Identify the lines bearing the string "seats" and gather them.

Records for the task:
------------------------------------------------

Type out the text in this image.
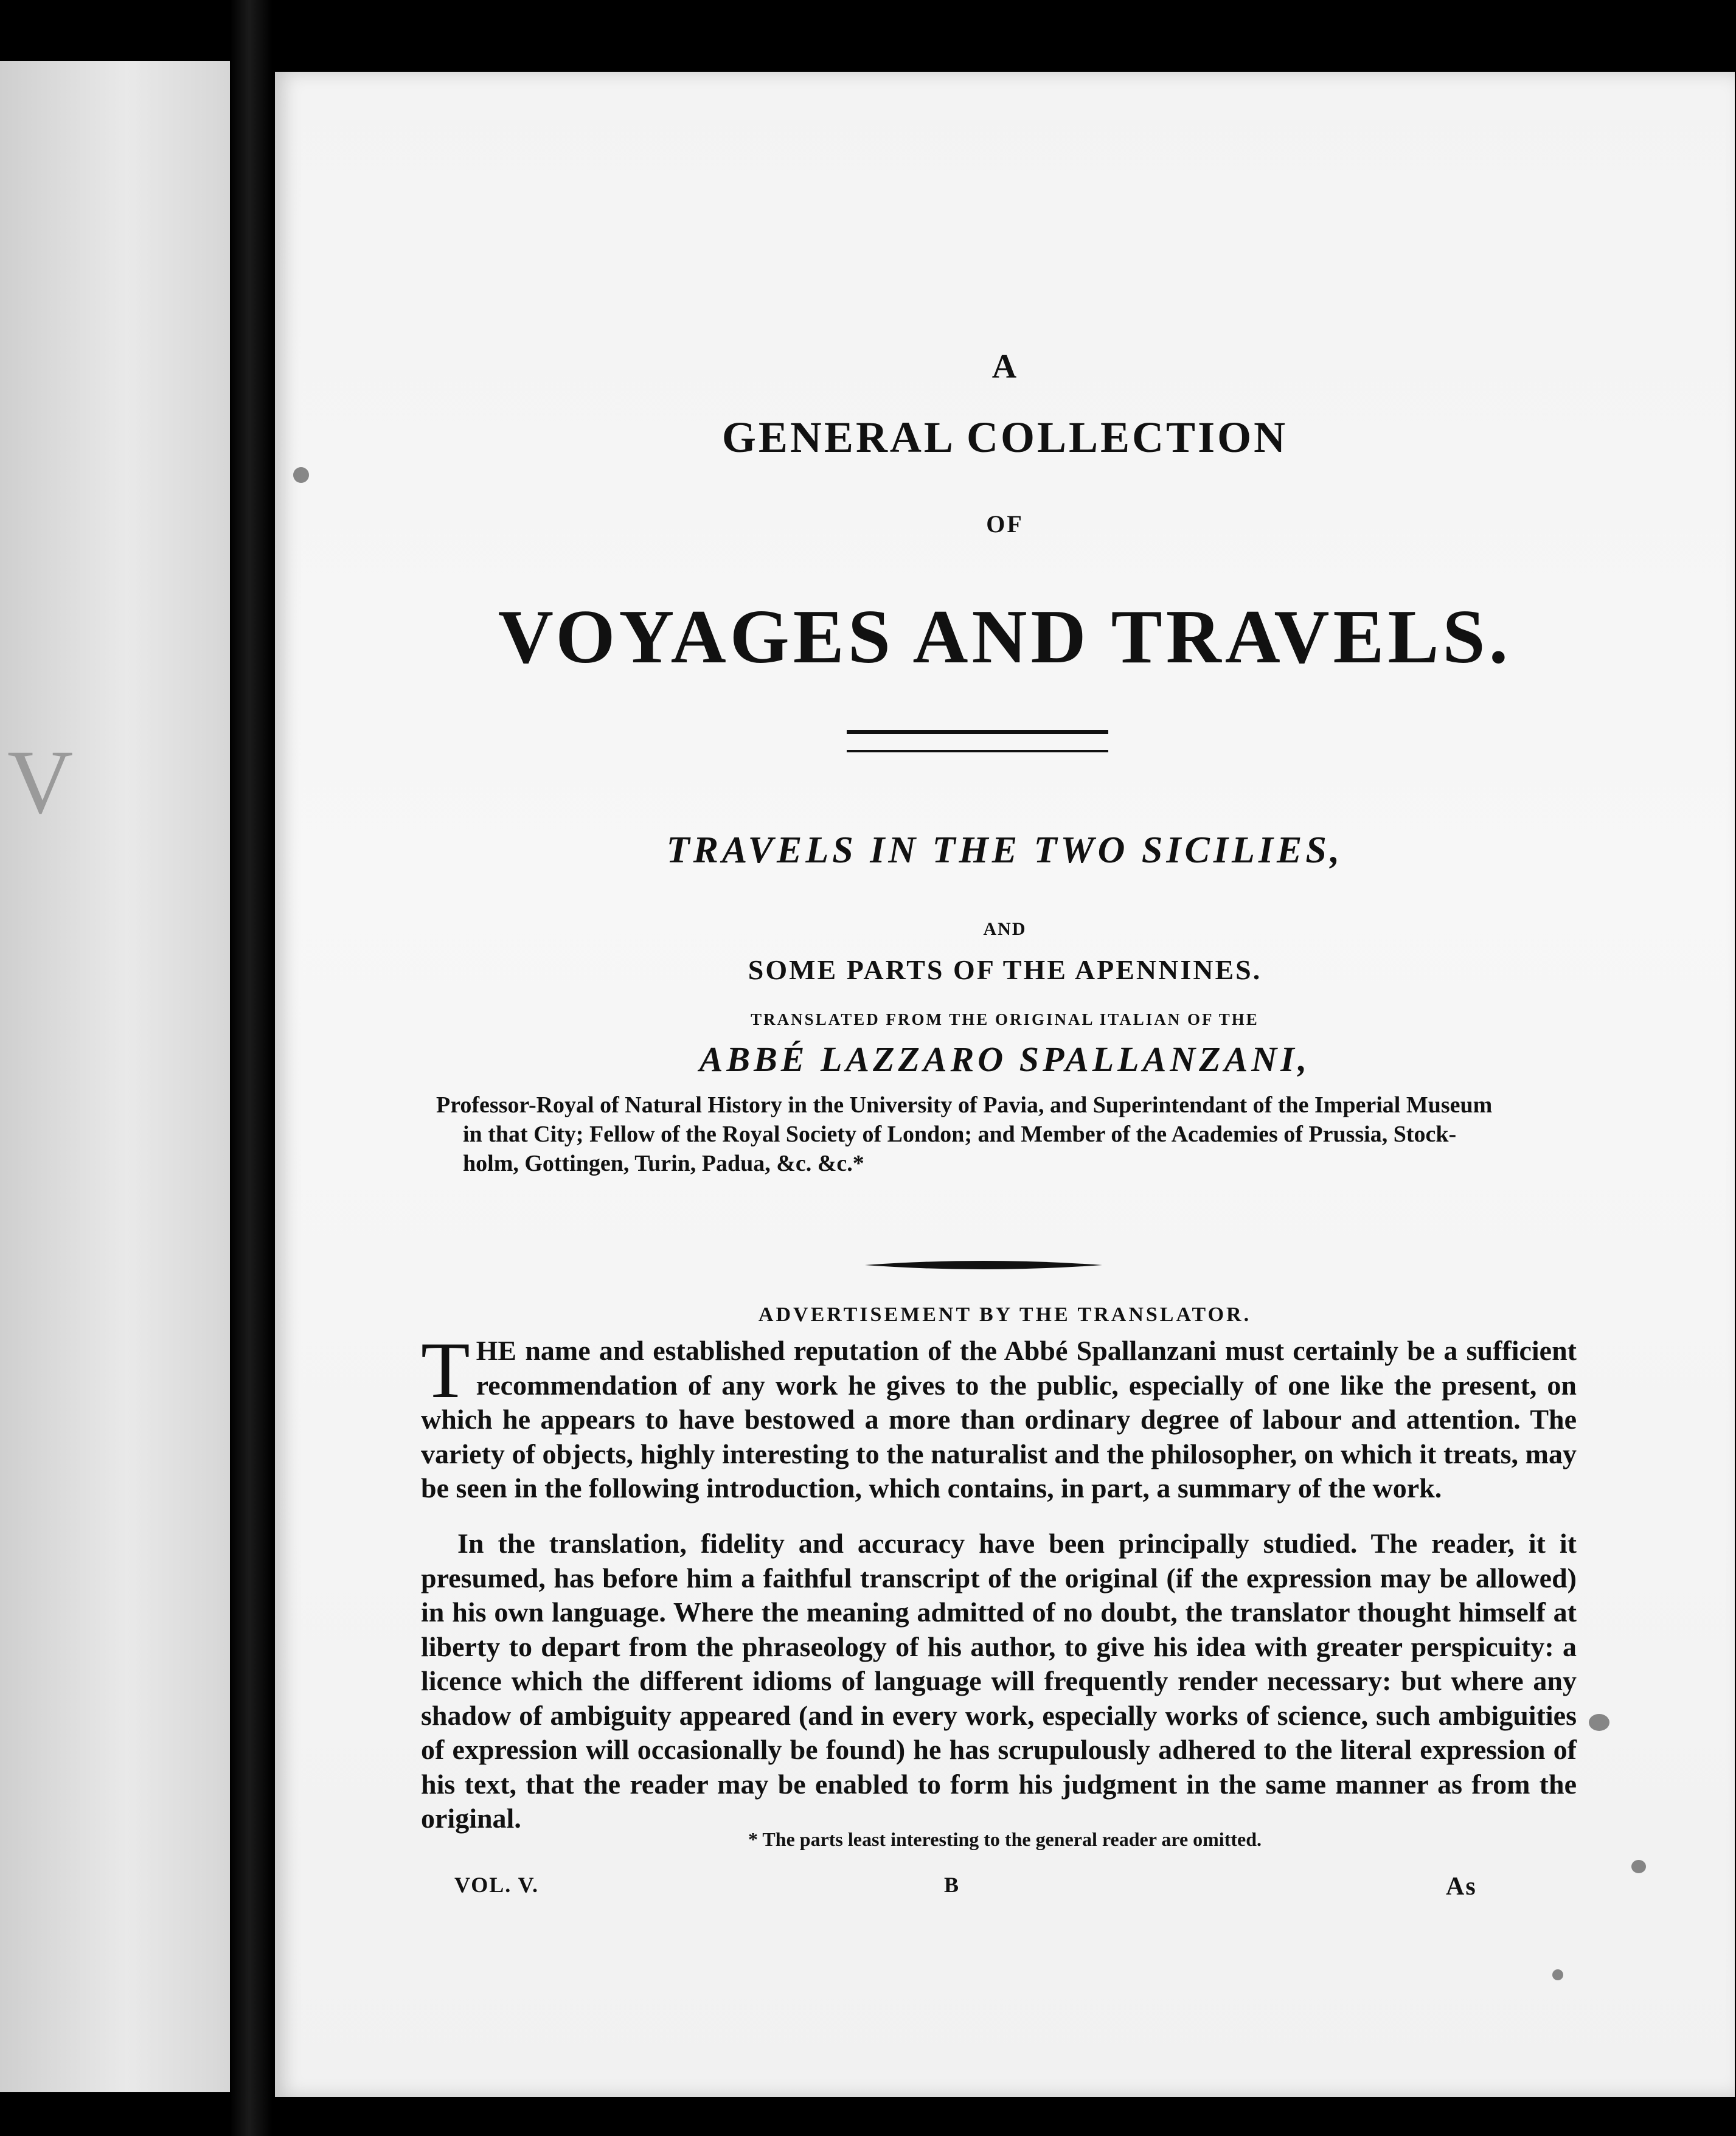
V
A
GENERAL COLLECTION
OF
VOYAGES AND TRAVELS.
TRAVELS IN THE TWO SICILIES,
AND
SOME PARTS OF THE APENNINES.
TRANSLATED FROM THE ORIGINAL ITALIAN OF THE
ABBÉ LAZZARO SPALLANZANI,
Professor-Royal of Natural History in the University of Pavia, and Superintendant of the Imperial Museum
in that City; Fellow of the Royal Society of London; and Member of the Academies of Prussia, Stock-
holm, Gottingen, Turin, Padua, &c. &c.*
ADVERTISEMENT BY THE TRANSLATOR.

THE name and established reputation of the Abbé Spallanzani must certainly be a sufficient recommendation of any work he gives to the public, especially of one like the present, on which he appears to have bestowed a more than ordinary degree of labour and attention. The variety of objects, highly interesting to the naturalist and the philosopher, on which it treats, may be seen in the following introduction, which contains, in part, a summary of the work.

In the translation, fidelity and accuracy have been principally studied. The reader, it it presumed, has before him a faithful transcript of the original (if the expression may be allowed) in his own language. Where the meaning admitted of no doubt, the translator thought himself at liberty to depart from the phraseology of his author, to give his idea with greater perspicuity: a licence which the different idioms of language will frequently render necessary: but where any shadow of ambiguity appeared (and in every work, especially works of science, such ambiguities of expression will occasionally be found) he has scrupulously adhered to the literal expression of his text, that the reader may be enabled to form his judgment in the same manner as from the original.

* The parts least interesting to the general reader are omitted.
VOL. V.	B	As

------------------------------------------------

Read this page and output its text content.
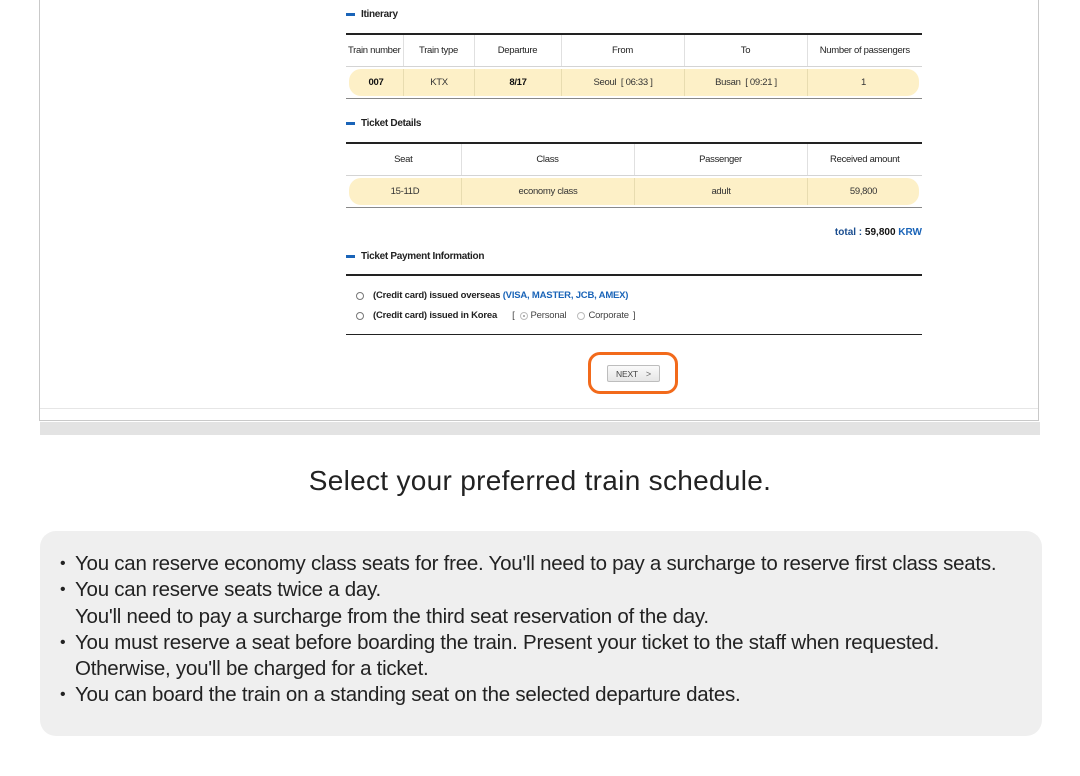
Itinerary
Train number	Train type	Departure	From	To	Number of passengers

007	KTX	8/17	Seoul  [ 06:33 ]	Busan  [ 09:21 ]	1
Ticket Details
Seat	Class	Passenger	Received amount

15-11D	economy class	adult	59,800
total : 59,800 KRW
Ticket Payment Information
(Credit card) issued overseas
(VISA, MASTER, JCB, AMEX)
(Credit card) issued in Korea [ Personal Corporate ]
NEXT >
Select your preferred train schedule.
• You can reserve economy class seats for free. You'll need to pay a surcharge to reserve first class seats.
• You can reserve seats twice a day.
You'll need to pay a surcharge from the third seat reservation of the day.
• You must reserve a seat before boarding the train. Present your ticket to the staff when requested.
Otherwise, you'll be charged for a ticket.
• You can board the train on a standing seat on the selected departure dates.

------------------------------------------------

Complete answer:
• You can reserve economy class seats for free. You'll need to pay a surcharge to reserve first class seats.
• You can reserve seats twice a day.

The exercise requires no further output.